# [WHAT YOU WILL DO]
Examine the records and identify each line that includes the string "Emergency". Copy those lines.

===============

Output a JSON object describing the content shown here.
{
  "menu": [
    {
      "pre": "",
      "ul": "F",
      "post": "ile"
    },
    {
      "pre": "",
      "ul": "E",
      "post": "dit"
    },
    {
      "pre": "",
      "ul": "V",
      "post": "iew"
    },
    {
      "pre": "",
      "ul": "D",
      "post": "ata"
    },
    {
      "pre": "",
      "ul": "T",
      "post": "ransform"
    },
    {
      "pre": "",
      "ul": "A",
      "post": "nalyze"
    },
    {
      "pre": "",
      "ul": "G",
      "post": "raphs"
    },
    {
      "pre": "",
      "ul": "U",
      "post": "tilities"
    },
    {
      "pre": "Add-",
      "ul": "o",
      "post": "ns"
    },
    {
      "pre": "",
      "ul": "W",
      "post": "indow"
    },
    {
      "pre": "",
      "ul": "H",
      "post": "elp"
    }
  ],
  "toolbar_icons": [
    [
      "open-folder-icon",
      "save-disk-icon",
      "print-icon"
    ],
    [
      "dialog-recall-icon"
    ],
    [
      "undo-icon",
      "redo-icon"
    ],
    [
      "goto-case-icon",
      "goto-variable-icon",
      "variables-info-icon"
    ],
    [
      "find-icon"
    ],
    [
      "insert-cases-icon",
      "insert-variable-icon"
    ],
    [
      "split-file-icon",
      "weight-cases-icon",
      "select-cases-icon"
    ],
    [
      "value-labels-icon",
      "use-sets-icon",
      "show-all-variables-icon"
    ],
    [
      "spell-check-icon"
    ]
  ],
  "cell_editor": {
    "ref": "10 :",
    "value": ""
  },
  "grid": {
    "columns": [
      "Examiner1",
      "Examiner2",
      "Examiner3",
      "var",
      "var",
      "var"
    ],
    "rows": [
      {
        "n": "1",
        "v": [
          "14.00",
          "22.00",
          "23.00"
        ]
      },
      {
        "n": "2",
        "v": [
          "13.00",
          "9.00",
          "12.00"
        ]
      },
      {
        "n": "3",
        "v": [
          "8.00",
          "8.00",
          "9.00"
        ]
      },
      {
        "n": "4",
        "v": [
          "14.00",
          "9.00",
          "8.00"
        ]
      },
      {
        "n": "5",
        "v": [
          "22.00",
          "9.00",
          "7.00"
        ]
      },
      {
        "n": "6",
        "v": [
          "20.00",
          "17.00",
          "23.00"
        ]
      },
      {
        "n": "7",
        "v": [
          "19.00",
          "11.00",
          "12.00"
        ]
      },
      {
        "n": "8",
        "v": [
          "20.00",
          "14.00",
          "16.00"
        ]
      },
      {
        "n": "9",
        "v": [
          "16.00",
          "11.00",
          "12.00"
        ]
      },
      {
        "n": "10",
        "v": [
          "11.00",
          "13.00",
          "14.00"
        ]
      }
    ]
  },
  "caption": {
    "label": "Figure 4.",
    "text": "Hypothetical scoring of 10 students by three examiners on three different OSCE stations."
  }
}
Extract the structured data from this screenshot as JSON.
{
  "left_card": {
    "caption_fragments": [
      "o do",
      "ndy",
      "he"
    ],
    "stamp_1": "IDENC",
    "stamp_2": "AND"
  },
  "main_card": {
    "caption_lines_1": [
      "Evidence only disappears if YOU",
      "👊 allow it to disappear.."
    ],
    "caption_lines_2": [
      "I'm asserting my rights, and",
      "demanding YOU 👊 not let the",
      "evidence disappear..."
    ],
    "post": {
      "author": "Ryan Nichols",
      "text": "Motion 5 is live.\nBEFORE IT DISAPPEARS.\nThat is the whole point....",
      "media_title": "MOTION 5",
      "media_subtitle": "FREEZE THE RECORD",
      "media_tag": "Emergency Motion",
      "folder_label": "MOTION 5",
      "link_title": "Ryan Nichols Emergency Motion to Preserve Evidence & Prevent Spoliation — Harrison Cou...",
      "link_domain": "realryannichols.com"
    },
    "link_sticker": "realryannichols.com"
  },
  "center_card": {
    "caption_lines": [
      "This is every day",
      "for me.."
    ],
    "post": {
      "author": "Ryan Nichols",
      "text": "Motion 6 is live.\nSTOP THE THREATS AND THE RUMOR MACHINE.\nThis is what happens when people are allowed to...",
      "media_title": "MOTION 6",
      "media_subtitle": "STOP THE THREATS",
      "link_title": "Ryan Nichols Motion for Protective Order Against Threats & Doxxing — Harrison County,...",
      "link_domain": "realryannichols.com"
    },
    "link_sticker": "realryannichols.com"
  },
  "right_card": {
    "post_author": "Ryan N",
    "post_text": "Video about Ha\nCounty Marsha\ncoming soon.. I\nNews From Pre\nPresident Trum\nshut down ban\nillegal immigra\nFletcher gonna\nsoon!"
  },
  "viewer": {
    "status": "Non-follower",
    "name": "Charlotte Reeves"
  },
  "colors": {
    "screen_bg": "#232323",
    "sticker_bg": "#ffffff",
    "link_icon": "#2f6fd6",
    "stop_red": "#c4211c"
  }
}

===============

# [FINAL ANSWER]
      "media_tag": "Emergency Motion",
      "link_title": "Ryan Nichols Emergency Motion to Preserve Evidence & Prevent Spoliation — Harrison Cou...",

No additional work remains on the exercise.